Task material:
-.-.-
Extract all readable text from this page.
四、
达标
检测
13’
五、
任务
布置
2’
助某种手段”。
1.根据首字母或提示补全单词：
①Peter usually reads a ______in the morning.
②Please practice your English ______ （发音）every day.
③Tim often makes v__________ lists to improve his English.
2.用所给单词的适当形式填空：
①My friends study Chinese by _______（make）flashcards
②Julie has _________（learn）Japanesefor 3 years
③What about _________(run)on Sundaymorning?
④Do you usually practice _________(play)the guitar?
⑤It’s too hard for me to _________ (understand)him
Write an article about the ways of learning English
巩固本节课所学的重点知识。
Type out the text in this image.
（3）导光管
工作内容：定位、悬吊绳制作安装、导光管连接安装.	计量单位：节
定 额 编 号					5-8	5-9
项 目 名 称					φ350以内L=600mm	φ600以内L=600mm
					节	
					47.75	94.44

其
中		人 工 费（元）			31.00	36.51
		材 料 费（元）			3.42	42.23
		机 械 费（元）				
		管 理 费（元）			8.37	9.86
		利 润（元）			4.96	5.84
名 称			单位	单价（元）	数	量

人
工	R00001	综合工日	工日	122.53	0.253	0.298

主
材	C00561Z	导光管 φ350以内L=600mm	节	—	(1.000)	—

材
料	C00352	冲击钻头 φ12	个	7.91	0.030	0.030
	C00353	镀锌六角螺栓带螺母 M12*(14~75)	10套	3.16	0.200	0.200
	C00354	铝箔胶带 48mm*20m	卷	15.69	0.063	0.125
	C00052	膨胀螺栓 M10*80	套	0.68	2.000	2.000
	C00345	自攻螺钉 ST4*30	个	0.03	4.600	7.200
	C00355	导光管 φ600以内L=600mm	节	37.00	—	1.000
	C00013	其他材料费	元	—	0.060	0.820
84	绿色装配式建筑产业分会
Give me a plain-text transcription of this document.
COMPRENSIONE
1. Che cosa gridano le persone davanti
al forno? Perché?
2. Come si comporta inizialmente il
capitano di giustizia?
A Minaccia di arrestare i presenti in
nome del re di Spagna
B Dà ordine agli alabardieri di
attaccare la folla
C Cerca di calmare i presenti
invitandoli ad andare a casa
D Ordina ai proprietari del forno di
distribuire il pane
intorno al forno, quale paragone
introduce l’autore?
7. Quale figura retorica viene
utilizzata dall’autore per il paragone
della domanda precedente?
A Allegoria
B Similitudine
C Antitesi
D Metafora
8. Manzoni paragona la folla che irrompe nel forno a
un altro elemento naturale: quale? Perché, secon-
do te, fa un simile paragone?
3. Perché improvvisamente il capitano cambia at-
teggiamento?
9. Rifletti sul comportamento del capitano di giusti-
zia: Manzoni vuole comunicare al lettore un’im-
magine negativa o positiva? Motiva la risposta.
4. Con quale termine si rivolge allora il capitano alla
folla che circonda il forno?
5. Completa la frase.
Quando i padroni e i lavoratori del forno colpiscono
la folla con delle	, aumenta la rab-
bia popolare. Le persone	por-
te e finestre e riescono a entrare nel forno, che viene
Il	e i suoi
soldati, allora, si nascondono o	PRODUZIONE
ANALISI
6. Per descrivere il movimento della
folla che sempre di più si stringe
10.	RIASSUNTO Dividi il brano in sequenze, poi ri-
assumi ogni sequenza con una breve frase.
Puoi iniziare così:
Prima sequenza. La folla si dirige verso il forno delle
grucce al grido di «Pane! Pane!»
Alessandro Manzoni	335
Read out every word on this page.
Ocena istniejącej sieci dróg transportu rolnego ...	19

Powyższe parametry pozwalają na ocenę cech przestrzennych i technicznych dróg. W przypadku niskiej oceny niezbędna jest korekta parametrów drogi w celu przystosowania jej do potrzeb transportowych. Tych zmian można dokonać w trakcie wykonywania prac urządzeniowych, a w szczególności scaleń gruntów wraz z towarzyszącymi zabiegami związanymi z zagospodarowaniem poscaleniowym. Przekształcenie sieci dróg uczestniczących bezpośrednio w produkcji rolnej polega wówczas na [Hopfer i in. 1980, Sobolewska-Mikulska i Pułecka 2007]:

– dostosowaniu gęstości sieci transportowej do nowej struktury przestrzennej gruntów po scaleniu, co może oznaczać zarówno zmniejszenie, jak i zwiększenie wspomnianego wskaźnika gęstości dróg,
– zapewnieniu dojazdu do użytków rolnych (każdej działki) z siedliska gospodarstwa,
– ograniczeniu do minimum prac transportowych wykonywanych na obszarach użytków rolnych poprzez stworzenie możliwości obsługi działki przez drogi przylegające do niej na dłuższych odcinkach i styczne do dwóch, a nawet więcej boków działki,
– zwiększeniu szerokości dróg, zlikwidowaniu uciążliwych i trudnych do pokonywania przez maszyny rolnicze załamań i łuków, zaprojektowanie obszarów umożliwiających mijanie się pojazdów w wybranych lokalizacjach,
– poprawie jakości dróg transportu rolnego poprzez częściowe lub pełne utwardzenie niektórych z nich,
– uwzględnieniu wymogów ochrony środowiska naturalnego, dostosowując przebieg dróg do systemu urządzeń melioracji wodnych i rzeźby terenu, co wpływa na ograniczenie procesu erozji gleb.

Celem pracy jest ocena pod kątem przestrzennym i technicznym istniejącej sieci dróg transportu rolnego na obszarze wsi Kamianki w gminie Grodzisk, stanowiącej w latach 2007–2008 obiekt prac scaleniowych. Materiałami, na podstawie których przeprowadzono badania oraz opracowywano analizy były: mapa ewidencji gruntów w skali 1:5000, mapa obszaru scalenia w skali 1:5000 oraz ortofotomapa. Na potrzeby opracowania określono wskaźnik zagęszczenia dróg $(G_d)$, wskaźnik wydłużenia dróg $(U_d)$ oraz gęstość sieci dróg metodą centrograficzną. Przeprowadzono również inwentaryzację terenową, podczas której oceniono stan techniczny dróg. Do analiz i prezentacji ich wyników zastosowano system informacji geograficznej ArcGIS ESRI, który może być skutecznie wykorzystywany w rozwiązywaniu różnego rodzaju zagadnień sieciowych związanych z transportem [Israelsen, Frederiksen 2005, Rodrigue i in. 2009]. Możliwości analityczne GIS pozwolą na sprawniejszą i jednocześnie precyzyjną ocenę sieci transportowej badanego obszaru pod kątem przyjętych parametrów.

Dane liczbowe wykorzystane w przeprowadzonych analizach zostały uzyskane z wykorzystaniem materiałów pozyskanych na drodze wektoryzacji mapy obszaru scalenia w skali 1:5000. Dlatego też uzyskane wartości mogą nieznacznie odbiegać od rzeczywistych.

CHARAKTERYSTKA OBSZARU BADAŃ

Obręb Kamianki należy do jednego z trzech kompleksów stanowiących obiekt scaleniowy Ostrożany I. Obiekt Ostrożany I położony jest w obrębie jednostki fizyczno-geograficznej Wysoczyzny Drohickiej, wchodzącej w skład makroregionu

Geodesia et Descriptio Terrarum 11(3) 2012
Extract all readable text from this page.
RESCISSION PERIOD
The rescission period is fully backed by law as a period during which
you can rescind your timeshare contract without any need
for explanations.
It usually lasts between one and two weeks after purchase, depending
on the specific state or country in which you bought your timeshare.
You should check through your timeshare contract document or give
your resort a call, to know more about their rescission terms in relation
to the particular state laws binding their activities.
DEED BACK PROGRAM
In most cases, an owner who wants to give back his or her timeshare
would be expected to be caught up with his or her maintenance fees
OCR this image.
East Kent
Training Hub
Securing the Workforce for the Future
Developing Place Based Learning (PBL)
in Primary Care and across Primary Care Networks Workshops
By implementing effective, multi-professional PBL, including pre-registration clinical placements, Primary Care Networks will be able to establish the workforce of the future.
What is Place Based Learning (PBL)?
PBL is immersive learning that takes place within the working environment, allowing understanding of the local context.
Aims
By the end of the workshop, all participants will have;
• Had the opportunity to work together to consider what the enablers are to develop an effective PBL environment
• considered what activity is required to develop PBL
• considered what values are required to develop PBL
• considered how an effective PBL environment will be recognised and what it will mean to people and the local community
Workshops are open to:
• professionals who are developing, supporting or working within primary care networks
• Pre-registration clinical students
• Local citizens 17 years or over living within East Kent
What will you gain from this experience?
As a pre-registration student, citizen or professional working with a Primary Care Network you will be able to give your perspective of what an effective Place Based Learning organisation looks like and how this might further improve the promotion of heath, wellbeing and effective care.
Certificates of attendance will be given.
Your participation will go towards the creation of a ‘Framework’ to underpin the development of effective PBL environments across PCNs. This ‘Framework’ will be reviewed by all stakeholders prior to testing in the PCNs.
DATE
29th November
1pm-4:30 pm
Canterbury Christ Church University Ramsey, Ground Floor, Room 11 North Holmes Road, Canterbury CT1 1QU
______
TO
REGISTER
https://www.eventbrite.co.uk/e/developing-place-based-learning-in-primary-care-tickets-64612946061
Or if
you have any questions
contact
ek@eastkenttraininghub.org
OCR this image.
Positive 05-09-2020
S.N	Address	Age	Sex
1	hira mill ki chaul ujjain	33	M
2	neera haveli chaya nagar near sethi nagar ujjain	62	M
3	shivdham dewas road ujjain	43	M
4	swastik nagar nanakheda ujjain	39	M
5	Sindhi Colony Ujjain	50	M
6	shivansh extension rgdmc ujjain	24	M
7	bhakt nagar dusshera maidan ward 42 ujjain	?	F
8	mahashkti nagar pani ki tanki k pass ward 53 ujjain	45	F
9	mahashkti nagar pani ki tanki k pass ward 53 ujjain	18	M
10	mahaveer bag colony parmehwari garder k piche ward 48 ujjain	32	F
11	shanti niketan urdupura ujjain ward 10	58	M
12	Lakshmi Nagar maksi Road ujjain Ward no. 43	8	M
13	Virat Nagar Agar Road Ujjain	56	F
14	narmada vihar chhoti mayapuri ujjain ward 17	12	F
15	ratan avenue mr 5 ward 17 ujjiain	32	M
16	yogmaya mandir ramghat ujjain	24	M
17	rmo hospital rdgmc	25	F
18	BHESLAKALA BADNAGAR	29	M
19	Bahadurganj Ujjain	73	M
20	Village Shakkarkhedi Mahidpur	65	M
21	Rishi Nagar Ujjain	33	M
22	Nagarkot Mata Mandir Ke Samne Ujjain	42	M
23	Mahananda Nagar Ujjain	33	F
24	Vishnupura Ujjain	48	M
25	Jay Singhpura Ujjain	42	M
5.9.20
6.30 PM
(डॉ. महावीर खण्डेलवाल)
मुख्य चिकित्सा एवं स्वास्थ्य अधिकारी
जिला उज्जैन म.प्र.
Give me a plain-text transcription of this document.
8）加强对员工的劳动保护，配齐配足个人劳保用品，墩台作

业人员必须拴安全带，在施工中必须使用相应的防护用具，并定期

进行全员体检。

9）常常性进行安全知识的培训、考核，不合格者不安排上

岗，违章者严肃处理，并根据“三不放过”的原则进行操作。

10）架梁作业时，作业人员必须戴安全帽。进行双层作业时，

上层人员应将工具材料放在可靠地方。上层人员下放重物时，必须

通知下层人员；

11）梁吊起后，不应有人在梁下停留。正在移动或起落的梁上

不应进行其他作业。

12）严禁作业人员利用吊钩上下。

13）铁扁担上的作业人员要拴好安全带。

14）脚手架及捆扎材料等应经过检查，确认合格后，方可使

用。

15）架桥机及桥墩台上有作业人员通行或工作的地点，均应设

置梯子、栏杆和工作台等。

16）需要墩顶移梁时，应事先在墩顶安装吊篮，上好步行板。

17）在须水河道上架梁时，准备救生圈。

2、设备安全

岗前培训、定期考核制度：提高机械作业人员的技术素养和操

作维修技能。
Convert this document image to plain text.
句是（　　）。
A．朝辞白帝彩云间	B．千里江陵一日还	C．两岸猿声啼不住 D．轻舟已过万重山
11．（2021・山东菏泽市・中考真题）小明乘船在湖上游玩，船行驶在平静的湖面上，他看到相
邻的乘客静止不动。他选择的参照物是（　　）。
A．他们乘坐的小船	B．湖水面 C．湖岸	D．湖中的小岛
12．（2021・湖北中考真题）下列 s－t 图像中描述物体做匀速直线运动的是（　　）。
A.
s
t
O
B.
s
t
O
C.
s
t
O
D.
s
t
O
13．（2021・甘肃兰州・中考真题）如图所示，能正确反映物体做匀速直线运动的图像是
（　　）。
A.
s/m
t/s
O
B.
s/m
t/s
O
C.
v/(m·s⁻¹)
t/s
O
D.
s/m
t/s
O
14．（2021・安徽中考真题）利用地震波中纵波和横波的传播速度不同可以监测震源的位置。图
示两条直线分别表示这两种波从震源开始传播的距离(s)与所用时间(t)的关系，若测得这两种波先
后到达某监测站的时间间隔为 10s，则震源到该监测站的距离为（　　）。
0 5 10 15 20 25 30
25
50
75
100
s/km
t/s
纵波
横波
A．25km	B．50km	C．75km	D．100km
-.-.-
Objective: Filter the records above for lines containing the word "viene", and copy those lines.

Expected answer:
7. Quale figura retorica viene
te e finestre e riescono a entrare nel forno, che viene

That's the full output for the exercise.